Gather, from the data below, each line in which the word "области" occurs.

## Task inputs:
** Begin **
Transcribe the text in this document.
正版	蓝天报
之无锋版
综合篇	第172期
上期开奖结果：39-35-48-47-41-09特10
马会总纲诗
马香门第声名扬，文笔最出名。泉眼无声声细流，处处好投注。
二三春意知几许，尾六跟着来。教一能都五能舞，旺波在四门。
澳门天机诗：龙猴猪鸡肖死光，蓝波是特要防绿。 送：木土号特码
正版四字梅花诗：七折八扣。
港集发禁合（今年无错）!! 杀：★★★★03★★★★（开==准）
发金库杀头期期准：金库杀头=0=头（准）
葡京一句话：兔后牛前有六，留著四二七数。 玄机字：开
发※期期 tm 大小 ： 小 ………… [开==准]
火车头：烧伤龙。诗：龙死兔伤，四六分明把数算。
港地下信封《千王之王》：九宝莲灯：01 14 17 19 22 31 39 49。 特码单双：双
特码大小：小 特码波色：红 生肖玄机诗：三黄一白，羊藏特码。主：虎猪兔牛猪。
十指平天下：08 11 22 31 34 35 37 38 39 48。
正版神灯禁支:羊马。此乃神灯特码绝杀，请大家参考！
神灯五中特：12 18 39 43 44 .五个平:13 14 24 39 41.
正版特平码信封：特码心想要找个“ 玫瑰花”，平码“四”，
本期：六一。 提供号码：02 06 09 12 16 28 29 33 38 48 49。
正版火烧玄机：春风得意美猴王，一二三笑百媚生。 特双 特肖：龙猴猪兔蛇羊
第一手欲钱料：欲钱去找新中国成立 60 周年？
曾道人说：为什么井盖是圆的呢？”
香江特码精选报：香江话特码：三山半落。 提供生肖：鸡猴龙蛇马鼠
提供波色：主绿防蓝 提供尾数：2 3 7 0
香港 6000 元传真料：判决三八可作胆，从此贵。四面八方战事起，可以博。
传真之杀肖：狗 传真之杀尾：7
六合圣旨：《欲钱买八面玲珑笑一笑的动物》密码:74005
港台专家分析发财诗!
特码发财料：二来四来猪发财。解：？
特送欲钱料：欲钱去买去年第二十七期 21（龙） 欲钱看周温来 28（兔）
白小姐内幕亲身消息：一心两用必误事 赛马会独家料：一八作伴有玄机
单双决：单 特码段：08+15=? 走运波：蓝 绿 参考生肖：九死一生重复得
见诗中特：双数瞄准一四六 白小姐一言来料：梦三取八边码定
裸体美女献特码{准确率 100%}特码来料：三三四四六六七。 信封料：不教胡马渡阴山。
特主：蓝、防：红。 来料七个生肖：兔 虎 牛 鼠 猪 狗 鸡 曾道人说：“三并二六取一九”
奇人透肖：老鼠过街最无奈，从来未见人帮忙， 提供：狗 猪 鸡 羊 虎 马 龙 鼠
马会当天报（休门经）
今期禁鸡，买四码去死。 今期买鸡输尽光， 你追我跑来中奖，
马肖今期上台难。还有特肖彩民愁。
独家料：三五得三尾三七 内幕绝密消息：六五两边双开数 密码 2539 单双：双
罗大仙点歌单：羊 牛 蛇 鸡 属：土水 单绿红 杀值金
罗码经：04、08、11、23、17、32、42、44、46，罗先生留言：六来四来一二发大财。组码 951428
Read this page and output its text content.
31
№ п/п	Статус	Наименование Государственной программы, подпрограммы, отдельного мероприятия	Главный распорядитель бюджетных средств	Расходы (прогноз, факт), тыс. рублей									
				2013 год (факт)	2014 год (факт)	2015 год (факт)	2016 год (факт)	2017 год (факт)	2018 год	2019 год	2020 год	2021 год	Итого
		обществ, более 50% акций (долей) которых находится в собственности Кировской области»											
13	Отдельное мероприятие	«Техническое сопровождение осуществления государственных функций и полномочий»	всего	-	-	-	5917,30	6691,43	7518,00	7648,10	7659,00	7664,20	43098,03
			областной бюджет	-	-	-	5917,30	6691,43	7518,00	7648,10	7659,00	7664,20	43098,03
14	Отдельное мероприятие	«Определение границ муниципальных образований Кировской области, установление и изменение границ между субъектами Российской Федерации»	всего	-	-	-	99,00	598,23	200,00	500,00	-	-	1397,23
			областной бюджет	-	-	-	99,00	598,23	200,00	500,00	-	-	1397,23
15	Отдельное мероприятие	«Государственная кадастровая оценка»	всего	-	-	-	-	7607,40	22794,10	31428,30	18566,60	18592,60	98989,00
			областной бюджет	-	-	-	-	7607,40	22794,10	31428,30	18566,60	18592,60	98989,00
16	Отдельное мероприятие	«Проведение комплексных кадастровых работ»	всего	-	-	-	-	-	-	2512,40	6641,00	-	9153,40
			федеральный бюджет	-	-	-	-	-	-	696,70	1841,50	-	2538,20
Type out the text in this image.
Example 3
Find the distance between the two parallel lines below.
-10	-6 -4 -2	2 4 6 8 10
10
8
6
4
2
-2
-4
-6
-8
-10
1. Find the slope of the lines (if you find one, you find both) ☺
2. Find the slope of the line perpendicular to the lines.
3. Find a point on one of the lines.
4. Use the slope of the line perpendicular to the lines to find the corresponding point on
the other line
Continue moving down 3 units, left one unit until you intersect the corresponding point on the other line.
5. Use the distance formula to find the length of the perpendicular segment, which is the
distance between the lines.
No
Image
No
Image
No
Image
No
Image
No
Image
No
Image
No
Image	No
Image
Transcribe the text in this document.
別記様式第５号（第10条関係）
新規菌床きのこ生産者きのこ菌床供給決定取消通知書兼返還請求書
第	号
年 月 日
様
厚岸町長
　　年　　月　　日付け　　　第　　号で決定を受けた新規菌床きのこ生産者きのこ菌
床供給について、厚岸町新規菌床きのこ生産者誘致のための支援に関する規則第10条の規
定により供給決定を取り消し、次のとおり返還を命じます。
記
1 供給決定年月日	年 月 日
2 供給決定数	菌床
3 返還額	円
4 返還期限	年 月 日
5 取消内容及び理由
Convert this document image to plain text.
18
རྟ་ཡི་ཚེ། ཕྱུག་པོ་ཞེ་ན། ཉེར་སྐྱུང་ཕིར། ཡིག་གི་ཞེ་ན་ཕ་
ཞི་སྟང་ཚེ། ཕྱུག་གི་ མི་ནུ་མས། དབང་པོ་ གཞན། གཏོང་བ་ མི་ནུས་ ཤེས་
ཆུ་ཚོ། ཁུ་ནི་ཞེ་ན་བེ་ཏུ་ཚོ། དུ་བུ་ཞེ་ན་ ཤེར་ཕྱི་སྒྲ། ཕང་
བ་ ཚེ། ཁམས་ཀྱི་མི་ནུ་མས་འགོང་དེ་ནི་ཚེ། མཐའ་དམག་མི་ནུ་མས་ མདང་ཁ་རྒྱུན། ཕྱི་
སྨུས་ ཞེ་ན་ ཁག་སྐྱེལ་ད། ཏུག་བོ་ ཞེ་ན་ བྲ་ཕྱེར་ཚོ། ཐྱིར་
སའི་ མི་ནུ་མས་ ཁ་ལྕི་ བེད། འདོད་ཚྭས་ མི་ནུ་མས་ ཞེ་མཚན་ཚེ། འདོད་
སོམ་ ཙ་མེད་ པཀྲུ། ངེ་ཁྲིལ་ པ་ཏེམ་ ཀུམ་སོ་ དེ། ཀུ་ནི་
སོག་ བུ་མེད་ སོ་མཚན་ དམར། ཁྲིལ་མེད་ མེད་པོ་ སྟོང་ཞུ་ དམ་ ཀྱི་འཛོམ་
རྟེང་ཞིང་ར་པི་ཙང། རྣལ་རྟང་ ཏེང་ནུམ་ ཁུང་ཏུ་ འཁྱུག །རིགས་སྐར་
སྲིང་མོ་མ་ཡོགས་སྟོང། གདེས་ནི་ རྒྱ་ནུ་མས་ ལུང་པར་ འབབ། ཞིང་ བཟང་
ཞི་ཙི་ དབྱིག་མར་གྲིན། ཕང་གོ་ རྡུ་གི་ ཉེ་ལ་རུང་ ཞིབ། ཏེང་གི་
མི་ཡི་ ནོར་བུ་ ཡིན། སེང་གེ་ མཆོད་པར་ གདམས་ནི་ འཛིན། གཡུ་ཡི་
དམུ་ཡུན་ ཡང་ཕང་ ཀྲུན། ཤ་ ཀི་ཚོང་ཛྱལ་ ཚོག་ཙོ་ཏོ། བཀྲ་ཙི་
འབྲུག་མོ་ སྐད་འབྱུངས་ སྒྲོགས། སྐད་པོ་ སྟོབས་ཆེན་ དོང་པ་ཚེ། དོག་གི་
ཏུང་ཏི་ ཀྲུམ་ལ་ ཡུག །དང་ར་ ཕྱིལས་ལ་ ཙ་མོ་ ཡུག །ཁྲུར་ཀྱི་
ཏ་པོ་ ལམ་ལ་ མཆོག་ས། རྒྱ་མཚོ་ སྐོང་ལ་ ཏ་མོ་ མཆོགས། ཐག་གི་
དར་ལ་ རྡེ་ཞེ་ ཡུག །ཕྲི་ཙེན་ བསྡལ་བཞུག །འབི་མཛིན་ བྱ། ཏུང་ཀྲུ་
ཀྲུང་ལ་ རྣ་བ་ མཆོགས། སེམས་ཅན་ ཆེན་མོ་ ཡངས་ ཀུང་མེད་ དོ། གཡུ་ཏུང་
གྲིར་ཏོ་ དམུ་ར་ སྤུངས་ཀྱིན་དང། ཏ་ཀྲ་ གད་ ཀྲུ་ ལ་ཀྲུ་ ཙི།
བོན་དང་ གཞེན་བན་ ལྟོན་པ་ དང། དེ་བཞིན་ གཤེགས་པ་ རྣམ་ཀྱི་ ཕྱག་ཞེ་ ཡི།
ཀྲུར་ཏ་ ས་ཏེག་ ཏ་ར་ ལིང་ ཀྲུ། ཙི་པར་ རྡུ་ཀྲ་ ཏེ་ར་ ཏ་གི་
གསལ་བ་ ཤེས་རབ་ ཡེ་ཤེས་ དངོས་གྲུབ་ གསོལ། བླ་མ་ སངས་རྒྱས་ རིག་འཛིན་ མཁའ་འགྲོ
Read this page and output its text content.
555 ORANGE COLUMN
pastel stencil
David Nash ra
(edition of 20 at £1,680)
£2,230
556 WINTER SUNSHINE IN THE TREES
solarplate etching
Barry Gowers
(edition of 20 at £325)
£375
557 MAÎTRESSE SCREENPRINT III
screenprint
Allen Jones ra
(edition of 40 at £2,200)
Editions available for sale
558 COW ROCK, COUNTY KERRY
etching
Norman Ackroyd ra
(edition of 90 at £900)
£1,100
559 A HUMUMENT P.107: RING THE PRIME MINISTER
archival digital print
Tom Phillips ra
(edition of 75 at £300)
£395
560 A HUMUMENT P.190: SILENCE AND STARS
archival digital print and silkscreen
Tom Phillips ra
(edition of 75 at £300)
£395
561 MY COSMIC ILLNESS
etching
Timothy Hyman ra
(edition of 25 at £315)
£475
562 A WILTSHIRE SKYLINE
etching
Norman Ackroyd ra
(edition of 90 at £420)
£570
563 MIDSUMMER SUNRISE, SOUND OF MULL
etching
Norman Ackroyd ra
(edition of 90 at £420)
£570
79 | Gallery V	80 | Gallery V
** End **
## Complete response:
		обществ, более 50% акций (долей) которых находится в собственности Кировской области»											
14	Отдельное мероприятие	«Определение границ муниципальных образований Кировской области, установление и изменение границ между субъектами Российской Федерации»	всего	-	-	-	99,00	598,23	200,00	500,00	-	-	1397,23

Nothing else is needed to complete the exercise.